(Data listing)
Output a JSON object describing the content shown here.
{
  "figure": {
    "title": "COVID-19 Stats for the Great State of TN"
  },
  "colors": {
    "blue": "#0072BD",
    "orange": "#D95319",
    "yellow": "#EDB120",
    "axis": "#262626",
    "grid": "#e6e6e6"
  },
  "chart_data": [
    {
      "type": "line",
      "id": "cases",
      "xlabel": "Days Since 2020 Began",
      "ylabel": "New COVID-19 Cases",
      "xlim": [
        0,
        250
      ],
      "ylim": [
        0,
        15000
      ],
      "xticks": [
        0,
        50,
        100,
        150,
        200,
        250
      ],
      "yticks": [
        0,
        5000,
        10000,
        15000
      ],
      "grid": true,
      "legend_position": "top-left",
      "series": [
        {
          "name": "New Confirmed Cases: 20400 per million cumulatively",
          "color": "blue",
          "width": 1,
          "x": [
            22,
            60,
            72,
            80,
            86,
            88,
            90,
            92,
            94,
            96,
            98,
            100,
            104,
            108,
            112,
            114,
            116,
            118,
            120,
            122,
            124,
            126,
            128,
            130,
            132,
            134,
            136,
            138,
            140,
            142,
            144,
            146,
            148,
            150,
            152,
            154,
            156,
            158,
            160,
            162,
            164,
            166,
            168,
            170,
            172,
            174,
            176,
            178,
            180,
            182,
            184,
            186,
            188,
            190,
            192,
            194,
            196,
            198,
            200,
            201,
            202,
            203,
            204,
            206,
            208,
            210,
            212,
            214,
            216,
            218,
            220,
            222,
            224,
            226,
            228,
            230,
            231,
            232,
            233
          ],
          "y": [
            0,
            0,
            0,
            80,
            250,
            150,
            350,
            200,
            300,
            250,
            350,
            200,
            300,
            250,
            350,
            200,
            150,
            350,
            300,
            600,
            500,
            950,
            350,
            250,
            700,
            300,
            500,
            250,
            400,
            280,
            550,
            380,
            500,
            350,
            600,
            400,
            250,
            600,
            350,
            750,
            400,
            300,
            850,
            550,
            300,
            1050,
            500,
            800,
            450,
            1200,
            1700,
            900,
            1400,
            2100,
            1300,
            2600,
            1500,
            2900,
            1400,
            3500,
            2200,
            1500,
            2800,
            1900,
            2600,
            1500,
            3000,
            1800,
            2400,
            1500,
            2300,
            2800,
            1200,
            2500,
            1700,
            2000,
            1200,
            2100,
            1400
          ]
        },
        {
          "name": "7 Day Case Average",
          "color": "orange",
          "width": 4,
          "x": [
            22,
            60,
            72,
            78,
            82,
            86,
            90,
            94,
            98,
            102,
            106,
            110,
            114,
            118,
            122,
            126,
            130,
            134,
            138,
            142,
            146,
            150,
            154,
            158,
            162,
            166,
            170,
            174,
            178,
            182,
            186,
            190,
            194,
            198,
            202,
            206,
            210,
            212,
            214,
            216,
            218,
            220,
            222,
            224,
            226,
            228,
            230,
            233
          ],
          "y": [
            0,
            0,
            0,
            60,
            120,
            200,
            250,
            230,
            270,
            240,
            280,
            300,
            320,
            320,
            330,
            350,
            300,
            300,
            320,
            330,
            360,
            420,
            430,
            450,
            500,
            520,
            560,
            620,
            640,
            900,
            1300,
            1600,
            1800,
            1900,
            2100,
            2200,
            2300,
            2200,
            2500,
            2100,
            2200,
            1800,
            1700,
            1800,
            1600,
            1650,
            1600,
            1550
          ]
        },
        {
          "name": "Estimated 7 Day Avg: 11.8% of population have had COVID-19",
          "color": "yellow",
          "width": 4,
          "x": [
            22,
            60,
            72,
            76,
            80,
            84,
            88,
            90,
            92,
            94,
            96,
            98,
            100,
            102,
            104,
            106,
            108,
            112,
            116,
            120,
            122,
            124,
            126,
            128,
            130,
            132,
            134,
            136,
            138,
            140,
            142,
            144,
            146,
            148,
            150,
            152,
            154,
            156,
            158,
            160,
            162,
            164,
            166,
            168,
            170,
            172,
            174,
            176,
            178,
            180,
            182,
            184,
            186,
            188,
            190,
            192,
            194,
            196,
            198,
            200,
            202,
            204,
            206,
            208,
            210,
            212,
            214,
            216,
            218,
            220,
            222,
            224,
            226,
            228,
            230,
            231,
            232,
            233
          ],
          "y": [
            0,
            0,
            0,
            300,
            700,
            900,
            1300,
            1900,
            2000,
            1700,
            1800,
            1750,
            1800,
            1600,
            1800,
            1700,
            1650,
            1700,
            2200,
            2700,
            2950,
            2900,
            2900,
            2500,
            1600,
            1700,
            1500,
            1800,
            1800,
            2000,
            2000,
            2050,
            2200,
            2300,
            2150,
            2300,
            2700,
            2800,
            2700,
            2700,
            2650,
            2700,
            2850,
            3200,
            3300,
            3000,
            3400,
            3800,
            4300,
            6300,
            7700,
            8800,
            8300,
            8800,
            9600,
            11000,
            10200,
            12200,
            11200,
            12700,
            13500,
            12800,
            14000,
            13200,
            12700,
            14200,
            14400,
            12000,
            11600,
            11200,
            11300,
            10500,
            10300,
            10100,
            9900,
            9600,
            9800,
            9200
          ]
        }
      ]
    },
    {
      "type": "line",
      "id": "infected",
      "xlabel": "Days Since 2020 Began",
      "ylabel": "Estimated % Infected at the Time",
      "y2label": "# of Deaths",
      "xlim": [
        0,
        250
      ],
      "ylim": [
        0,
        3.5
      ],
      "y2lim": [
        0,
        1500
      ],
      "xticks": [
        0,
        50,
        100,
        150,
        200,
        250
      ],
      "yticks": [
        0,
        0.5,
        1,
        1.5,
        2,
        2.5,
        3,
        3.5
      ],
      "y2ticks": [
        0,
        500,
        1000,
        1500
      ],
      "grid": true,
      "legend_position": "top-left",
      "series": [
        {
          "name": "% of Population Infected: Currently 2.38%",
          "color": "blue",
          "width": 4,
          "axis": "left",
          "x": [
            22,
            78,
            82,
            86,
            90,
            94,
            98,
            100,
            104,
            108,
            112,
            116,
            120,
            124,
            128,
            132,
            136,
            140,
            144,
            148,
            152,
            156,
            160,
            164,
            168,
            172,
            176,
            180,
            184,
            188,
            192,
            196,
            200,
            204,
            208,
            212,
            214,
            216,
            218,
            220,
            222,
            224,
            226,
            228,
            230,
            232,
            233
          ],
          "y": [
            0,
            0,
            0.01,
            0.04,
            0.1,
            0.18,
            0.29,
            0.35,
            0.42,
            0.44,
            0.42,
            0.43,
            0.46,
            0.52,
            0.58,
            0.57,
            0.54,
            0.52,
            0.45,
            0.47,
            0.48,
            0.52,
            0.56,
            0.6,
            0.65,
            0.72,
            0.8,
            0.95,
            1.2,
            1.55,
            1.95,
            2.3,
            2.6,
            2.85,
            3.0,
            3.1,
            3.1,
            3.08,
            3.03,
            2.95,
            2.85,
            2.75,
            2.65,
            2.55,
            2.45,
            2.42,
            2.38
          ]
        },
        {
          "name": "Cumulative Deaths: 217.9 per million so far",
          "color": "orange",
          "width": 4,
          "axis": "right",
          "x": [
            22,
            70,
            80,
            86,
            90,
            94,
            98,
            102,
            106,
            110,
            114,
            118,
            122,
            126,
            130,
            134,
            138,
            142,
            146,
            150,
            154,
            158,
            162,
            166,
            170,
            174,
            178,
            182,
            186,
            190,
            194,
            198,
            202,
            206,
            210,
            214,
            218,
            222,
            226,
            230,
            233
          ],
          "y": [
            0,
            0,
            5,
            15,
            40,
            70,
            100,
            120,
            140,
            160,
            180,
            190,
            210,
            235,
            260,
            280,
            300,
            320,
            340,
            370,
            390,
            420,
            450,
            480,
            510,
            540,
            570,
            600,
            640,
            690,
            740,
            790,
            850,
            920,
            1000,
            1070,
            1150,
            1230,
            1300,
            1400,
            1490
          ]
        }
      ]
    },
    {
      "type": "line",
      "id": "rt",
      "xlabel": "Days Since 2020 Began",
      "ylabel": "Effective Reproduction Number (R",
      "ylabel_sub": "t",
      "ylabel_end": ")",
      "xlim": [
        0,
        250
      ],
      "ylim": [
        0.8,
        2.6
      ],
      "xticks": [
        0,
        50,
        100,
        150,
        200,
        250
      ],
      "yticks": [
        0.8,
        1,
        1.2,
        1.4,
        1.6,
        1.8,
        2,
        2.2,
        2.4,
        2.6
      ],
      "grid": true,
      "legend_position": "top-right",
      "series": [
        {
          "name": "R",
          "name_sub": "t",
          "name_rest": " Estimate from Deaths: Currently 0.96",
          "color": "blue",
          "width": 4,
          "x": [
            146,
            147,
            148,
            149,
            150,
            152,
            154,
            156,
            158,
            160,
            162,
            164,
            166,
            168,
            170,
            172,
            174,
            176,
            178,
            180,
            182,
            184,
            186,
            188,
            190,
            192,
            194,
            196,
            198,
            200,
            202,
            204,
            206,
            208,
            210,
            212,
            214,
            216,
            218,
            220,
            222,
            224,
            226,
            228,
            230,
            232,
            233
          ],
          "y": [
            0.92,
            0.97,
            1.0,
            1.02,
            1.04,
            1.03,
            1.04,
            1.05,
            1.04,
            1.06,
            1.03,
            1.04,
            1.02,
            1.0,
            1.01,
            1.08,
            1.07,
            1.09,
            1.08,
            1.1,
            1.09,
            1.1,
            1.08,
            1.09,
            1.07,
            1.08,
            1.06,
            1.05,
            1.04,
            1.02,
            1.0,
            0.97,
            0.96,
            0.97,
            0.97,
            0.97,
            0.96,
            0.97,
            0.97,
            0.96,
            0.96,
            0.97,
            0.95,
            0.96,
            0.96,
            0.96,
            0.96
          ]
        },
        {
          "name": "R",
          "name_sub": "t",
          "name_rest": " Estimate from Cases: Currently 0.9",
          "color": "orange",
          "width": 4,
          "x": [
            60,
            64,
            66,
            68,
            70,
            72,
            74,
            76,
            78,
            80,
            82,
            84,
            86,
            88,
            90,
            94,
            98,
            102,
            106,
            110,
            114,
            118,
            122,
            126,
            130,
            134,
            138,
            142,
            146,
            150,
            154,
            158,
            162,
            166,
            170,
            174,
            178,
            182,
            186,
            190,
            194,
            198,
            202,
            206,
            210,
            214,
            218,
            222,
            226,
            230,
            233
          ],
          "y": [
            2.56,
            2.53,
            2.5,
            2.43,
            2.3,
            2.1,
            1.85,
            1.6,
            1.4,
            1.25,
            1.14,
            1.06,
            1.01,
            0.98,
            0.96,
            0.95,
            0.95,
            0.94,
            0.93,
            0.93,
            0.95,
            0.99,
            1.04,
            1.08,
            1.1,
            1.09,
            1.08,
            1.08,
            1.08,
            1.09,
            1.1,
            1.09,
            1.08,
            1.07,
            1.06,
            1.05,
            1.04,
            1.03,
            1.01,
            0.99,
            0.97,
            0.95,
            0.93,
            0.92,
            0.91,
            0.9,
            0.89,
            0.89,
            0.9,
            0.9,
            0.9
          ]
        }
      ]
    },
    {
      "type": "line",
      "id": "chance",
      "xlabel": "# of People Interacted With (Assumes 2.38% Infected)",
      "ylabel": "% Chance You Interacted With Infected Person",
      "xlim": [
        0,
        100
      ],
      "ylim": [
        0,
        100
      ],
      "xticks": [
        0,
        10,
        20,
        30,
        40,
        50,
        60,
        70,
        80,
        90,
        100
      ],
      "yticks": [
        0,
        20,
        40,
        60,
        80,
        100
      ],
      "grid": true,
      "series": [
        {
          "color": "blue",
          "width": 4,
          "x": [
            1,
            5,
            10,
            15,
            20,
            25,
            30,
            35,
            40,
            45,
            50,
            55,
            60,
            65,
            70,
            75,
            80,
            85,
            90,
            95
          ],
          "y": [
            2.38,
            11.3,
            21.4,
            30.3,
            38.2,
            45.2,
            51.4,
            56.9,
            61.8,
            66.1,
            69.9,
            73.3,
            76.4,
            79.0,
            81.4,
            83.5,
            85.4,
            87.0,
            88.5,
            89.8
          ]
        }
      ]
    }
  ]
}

• Task description:
Pick out the lines containing the word "COVID" and show them.

• Output for this task:
    "title": "COVID-19 Stats for the Great State of TN"
      "ylabel": "New COVID-19 Cases",
          "name": "Estimated 7 Day Avg: 11.8% of population have had COVID-19",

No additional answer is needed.